AIM — Rewrite every line below, changing each "locked-access-toggle" to "lock-screen-switch" and leaving the rest untouched.

---------- INFORMATION SHOWN ----------

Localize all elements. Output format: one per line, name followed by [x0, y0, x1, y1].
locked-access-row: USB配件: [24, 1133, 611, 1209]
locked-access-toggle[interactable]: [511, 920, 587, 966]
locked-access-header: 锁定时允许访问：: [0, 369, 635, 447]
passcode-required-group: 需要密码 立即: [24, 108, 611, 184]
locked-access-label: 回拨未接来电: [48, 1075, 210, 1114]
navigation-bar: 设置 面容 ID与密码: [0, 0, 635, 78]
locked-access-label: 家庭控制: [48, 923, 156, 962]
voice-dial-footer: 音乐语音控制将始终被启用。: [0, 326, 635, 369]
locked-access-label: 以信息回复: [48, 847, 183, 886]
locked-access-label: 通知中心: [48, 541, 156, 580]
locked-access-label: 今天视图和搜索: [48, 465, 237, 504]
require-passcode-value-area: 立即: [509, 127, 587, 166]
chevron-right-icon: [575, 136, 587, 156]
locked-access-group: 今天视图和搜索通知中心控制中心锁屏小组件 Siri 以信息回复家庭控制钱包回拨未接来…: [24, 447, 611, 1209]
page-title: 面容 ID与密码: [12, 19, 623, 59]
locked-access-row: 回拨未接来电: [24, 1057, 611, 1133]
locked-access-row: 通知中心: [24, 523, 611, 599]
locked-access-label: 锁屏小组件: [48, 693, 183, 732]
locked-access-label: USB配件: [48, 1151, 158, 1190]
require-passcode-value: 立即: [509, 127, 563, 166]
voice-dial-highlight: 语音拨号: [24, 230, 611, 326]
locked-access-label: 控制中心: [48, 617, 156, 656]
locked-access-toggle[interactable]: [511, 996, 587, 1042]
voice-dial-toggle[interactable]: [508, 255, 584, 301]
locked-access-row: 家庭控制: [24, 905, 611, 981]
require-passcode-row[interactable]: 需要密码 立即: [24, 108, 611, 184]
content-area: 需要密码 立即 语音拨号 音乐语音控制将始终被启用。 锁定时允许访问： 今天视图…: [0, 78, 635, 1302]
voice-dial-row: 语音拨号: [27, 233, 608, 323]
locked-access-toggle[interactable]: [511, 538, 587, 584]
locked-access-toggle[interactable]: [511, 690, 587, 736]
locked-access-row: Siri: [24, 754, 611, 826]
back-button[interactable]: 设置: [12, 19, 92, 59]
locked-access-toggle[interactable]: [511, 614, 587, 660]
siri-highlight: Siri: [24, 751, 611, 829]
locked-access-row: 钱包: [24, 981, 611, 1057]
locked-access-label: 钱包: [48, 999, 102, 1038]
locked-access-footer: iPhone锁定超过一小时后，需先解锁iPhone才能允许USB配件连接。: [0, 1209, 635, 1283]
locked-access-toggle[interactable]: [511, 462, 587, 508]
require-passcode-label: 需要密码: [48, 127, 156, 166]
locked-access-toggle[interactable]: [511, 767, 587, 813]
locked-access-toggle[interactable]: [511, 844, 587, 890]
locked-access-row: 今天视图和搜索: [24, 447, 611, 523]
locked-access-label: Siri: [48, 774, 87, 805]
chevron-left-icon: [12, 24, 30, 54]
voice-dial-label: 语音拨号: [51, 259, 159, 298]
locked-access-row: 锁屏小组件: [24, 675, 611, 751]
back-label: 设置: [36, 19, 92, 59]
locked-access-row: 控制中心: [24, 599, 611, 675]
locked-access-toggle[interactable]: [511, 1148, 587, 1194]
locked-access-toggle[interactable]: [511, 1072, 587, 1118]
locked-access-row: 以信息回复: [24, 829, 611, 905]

----------

TASK OUTPUT —
Localize all elements. Output format: one per line, name followed by [x0, y0, x1, y1].
locked-access-row: USB配件: [24, 1133, 611, 1209]
lock-screen-switch[interactable]: [511, 920, 587, 966]
locked-access-header: 锁定时允许访问：: [0, 369, 635, 447]
passcode-required-group: 需要密码 立即: [24, 108, 611, 184]
locked-access-label: 回拨未接来电: [48, 1075, 210, 1114]
navigation-bar: 设置 面容 ID与密码: [0, 0, 635, 78]
locked-access-label: 家庭控制: [48, 923, 156, 962]
voice-dial-footer: 音乐语音控制将始终被启用。: [0, 326, 635, 369]
locked-access-label: 以信息回复: [48, 847, 183, 886]
locked-access-label: 通知中心: [48, 541, 156, 580]
locked-access-label: 今天视图和搜索: [48, 465, 237, 504]
require-passcode-value-area: 立即: [509, 127, 587, 166]
chevron-right-icon: [575, 136, 587, 156]
locked-access-group: 今天视图和搜索通知中心控制中心锁屏小组件 Siri 以信息回复家庭控制钱包回拨未接来…: [24, 447, 611, 1209]
page-title: 面容 ID与密码: [12, 19, 623, 59]
locked-access-row: 回拨未接来电: [24, 1057, 611, 1133]
locked-access-row: 通知中心: [24, 523, 611, 599]
locked-access-label: 锁屏小组件: [48, 693, 183, 732]
locked-access-label: USB配件: [48, 1151, 158, 1190]
require-passcode-value: 立即: [509, 127, 563, 166]
voice-dial-highlight: 语音拨号: [24, 230, 611, 326]
locked-access-label: 控制中心: [48, 617, 156, 656]
lock-screen-switch[interactable]: [511, 996, 587, 1042]
voice-dial-toggle[interactable]: [508, 255, 584, 301]
locked-access-row: 家庭控制: [24, 905, 611, 981]
require-passcode-row[interactable]: 需要密码 立即: [24, 108, 611, 184]
content-area: 需要密码 立即 语音拨号 音乐语音控制将始终被启用。 锁定时允许访问： 今天视图…: [0, 78, 635, 1302]
voice-dial-row: 语音拨号: [27, 233, 608, 323]
lock-screen-switch[interactable]: [511, 538, 587, 584]
lock-screen-switch[interactable]: [511, 690, 587, 736]
locked-access-row: Siri: [24, 754, 611, 826]
back-button[interactable]: 设置: [12, 19, 92, 59]
lock-screen-switch[interactable]: [511, 614, 587, 660]
siri-highlight: Siri: [24, 751, 611, 829]
locked-access-row: 钱包: [24, 981, 611, 1057]
locked-access-label: 钱包: [48, 999, 102, 1038]
locked-access-footer: iPhone锁定超过一小时后，需先解锁iPhone才能允许USB配件连接。: [0, 1209, 635, 1283]
lock-screen-switch[interactable]: [511, 462, 587, 508]
require-passcode-label: 需要密码: [48, 127, 156, 166]
lock-screen-switch[interactable]: [511, 767, 587, 813]
lock-screen-switch[interactable]: [511, 844, 587, 890]
locked-access-row: 今天视图和搜索: [24, 447, 611, 523]
locked-access-label: Siri: [48, 774, 87, 805]
chevron-left-icon: [12, 24, 30, 54]
voice-dial-label: 语音拨号: [51, 259, 159, 298]
locked-access-row: 锁屏小组件: [24, 675, 611, 751]
back-label: 设置: [36, 19, 92, 59]
locked-access-row: 控制中心: [24, 599, 611, 675]
lock-screen-switch[interactable]: [511, 1148, 587, 1194]
lock-screen-switch[interactable]: [511, 1072, 587, 1118]
locked-access-row: 以信息回复: [24, 829, 611, 905]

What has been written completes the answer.